**Provided passage:**
※ ※ ※
I’ve gone on record as not being a fan of talking-animal fantasies, but I make exceptions. The Silver Brumby is one, and there’s The Horse and His Boy, which for all its problems still has some lovely bits. And now, having missed Meredith Ann Pierce’s Birth of the Firebringer when it was first published, I’m adding another to my very short list of talking-animal stories that I actually enjoyed.

The book is not technically about horses, but close enough. It’s about unicorns. It’s a hero’s journey, with a mysterious prophecy and an ancient evil and a prince’s son who won’t play by the rules.

Our hero is callow young Jan, whose father the prince overprotects him, in his estimation, and won’t allow him to go on pilgrimage to be initiated as a young adult. Jan is constantly getting into scrapes; his “games” range from irresponsible to deadly dangerous.

Jan’s world is small, his knowledge not much wider. His people live in country they’ve seized from the gryphons, after being driven out of their own lands by an invasion of wyverns—who were, in turn, exiled from their homeland. The Pilgrimage is a long journey back to the unicorns’ ancestral territory, a vision quest to the lake, which their ancestors poisoned in an attempt to stop the wyverns. It didn’t work: The wyverns won. But wyverns hibernate; unicorns make their journey right before spring, when it’s more or less safe.
※ ※ ※
**Data listing:**
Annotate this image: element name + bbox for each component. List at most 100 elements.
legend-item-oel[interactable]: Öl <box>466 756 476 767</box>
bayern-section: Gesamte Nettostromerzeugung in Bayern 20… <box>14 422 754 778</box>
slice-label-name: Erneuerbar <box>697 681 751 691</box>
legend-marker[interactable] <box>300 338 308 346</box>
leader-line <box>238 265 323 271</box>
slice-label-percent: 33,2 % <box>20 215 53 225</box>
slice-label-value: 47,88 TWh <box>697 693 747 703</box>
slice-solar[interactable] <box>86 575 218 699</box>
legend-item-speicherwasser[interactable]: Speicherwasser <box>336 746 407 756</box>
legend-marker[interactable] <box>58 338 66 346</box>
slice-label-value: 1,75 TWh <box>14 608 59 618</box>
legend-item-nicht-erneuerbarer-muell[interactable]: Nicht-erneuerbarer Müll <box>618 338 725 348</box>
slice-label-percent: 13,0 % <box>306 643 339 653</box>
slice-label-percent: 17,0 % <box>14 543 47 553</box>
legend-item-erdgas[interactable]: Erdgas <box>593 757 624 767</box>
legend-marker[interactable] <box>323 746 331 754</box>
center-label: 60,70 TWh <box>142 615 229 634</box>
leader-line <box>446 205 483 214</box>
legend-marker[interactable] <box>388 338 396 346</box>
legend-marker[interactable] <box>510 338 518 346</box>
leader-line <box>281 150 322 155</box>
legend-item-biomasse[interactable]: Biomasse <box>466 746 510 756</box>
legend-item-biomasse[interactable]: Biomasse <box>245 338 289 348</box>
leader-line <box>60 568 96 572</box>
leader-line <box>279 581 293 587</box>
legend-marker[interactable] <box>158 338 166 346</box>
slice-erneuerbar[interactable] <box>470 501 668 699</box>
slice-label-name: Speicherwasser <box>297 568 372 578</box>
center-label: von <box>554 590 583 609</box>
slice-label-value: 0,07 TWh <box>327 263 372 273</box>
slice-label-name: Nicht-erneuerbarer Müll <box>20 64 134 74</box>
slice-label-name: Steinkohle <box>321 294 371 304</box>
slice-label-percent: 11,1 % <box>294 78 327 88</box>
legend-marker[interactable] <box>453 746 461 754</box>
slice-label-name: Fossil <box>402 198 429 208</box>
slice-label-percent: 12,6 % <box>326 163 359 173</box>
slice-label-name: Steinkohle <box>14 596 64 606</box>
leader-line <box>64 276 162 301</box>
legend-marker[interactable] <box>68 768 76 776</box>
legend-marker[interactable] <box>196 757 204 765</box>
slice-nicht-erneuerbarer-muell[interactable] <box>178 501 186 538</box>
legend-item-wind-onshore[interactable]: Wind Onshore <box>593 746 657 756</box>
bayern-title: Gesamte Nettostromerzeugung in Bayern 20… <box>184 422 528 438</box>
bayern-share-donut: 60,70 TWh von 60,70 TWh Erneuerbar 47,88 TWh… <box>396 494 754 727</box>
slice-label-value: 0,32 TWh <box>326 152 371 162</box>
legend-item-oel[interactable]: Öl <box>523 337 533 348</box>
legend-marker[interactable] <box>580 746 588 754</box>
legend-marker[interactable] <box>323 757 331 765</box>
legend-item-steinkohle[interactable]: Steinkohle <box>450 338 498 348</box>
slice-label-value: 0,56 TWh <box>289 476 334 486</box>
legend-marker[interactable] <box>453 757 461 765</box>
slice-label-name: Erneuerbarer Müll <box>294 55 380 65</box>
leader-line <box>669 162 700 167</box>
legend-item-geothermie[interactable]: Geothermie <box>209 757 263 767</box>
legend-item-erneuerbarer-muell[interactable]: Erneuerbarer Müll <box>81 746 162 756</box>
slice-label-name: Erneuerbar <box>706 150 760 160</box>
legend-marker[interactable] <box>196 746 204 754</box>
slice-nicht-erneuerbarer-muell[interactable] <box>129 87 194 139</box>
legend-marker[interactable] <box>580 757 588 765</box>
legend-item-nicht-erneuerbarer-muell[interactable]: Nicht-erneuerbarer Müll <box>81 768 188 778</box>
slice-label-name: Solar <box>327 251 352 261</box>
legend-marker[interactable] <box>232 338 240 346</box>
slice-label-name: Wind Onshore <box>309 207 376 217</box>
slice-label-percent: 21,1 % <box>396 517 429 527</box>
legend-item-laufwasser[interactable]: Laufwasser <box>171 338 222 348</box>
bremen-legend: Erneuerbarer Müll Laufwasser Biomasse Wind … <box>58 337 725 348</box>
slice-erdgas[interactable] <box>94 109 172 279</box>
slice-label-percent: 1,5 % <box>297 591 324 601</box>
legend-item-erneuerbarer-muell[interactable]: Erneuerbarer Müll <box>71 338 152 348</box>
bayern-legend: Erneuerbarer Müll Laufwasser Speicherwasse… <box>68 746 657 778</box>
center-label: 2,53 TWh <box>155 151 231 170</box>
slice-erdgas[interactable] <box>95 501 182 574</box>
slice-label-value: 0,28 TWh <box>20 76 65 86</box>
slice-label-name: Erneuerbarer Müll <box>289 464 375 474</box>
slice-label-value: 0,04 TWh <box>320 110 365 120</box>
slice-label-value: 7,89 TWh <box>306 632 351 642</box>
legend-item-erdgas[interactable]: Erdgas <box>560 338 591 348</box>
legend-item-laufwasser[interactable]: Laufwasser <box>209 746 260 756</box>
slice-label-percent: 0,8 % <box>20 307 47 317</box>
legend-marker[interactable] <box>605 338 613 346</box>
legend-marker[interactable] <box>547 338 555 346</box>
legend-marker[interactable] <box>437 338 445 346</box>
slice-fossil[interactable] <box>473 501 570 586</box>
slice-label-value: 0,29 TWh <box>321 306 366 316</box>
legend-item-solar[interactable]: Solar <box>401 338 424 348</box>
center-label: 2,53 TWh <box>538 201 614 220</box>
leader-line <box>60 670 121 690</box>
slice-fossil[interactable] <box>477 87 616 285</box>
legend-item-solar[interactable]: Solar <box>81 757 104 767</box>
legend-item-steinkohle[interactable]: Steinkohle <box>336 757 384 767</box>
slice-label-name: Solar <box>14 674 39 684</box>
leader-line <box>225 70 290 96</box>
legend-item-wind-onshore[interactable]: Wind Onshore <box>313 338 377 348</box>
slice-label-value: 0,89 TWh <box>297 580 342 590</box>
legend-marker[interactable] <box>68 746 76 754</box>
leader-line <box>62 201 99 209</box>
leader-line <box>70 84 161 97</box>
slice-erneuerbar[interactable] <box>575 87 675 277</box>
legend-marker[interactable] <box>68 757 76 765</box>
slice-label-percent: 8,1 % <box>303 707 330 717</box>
※ ※ ※
**Goal:** Carry the review of Birth of the Firebringer above forward from its final sentence.

**Answer to the problem:**
Jan manages to earn a place among this year’s initiates, after a game that gets him in serious trouble with his father but turns into a bit of heroism as he fights off a pair of gryphons who have attempted to kill the prince. He tries hard to act like a responsible young adult, though being Jan, he doesn’t stay out of trouble for long.

On his journey he learns the truth behind the legend of Renegade unicorns who have left or been exiled from the Circle. He discovers that the faunlike pans are not quite as bestial as unicorn stories make them. And he does battle with the evil queen of the wyverns, and sees the fulfillment of the prophecy of the Firebringer, the great unicorn who will restore the lake to purity and become the ruler of his people.

It’s classic fantasy in structure and theme, with mythical beasts, and no humans at all—though it’s made clear that they do exist in this world. (They will in fact play a key role in the second volume of the trilogy.) Horses also exist, as a cautionary tale among the unicorns. If a unicorn abandons the Circle or is cast out, the story goes, he’ll lose his horn and his beard and his cloven hooves and turn into a mere and mortal, earthbound horse. Jan learns the truth about that, too.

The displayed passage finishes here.